- **What to work on**
Locate each line below that includes "Half" and reproduce it.
============
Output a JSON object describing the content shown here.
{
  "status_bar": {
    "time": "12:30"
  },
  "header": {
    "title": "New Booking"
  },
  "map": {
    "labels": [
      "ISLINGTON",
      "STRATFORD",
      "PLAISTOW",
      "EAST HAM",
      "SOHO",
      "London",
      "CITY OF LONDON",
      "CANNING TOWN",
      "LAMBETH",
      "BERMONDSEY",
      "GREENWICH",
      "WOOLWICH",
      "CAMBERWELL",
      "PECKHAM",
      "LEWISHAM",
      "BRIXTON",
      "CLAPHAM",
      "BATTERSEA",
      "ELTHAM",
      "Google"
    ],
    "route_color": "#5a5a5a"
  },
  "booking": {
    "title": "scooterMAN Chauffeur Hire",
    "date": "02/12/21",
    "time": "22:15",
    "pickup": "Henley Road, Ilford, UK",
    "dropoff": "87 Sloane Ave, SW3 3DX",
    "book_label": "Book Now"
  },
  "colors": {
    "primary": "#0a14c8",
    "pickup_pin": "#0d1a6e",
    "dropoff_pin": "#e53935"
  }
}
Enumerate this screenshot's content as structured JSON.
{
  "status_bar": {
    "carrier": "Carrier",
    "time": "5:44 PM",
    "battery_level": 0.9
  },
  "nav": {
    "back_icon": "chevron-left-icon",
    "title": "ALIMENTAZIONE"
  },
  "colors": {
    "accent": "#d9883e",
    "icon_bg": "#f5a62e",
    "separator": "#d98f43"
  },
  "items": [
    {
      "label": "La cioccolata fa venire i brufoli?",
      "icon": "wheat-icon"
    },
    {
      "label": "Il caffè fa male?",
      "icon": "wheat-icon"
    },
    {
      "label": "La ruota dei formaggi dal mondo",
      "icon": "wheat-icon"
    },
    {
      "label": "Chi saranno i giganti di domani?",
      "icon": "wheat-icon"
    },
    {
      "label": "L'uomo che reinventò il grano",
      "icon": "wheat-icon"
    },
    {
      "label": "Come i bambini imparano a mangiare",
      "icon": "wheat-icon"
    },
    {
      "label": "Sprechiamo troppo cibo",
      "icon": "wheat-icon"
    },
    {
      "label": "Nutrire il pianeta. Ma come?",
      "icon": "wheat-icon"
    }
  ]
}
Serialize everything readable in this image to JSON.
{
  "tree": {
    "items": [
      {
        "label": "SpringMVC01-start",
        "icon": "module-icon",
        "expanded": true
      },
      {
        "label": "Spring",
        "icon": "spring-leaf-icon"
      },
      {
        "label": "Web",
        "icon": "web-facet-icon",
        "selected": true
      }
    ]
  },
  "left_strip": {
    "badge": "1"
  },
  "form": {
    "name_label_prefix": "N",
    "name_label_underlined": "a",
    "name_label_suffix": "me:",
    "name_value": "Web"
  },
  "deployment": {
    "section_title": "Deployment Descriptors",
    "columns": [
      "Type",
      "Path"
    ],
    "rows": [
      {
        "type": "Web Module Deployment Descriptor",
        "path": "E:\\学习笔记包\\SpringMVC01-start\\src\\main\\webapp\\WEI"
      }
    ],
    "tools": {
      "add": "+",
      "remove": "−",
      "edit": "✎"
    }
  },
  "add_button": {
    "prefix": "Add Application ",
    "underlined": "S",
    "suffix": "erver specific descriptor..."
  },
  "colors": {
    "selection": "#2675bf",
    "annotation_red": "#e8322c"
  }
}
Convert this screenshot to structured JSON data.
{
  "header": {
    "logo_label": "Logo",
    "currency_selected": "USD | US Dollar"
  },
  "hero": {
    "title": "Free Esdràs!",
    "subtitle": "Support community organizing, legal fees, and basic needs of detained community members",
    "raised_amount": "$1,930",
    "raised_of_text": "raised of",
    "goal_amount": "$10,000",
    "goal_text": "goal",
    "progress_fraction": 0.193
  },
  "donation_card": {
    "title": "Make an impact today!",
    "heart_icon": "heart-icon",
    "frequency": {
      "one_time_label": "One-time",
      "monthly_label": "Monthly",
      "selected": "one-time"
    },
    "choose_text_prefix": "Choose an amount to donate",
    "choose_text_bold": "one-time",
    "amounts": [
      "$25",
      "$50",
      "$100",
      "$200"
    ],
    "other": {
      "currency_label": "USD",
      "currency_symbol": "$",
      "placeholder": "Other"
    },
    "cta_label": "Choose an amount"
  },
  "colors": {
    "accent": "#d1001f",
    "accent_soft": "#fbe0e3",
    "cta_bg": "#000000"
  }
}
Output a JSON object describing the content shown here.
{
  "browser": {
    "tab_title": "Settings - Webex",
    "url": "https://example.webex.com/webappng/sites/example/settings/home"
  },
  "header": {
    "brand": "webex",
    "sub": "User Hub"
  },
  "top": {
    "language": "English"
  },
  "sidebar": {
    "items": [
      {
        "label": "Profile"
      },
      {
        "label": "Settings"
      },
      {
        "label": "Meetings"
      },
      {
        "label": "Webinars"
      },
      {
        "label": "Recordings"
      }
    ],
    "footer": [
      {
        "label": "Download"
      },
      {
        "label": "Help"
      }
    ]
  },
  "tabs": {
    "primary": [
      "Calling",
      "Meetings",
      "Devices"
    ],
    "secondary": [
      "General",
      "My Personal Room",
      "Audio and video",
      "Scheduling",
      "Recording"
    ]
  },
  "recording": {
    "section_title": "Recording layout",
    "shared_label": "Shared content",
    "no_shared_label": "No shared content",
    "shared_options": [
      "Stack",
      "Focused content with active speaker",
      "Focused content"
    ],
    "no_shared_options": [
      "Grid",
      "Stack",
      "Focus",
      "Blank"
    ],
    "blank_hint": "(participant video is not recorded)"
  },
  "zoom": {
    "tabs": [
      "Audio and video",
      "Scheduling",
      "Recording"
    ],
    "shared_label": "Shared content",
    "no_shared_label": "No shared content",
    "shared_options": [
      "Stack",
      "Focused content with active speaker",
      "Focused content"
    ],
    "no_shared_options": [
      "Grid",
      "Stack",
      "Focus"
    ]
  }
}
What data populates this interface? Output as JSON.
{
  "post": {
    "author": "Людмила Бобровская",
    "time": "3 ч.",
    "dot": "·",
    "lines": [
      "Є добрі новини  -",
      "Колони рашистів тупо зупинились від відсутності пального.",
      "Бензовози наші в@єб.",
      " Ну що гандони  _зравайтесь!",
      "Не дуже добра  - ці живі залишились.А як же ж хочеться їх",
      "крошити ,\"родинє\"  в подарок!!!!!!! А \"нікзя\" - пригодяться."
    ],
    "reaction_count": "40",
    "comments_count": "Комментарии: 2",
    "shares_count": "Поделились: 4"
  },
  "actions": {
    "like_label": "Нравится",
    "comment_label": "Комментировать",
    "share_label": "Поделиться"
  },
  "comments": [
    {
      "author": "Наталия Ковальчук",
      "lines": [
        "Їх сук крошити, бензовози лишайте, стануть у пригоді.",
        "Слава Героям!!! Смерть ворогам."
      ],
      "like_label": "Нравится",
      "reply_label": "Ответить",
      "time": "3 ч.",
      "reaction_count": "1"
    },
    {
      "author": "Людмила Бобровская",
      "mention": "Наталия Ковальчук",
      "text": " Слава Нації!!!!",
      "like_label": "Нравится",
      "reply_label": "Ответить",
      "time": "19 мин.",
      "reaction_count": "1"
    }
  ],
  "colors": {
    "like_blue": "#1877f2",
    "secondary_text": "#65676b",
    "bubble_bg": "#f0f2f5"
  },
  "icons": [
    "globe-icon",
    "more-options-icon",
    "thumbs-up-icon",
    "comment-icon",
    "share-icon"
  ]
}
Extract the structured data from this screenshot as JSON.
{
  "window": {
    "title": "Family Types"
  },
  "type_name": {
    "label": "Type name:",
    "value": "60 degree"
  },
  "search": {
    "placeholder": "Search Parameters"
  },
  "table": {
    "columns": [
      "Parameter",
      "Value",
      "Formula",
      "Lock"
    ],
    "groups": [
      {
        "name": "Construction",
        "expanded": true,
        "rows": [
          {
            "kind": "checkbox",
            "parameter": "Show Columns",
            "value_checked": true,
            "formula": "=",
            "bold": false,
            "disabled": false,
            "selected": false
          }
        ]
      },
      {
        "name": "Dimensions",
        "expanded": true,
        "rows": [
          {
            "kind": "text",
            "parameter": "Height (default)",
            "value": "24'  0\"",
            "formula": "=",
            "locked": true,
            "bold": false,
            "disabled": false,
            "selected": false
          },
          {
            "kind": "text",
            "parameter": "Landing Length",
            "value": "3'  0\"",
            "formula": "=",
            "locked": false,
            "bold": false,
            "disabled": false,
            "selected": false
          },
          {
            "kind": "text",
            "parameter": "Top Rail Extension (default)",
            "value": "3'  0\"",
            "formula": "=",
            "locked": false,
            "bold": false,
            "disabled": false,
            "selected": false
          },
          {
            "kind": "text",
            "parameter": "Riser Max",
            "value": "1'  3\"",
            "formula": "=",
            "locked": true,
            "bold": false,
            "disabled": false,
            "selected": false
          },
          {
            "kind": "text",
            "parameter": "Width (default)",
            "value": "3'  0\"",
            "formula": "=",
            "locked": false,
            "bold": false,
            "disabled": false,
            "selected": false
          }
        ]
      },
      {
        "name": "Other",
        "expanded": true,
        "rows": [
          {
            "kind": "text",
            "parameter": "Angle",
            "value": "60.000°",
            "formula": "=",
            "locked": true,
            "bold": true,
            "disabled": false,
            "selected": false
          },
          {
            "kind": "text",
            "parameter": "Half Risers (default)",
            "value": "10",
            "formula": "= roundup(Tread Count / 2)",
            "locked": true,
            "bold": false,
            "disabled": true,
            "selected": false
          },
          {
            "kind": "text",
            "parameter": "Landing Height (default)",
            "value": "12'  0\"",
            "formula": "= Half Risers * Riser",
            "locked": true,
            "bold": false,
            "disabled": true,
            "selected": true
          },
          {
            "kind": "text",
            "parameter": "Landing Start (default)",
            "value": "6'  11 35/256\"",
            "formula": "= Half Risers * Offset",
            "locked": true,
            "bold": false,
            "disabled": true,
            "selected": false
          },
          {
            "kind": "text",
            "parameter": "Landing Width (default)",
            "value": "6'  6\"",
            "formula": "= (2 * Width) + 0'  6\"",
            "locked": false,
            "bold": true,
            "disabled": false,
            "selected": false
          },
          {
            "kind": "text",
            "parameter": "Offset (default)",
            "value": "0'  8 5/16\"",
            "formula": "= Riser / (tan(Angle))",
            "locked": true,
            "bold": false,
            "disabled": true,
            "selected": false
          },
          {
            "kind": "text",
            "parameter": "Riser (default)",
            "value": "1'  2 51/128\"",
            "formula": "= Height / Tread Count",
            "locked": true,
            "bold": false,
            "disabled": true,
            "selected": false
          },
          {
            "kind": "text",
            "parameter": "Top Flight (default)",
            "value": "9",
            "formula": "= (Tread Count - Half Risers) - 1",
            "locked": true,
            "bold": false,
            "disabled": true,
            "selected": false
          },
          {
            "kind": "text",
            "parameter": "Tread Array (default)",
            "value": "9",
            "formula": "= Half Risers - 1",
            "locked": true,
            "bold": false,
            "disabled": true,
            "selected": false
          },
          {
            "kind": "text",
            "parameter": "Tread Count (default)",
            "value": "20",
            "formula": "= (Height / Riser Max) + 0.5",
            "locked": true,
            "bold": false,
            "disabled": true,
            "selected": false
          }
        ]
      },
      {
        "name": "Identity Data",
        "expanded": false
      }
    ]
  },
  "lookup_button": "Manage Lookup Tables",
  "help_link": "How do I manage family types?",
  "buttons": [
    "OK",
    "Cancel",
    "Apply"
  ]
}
============
- **Task solution**
            "parameter": "Half Risers (default)",
            "formula": "= Half Risers * Riser",
            "formula": "= Half Risers * Offset",
            "formula": "= (Tread Count - Half Risers) - 1",
            "formula": "= Half Risers - 1",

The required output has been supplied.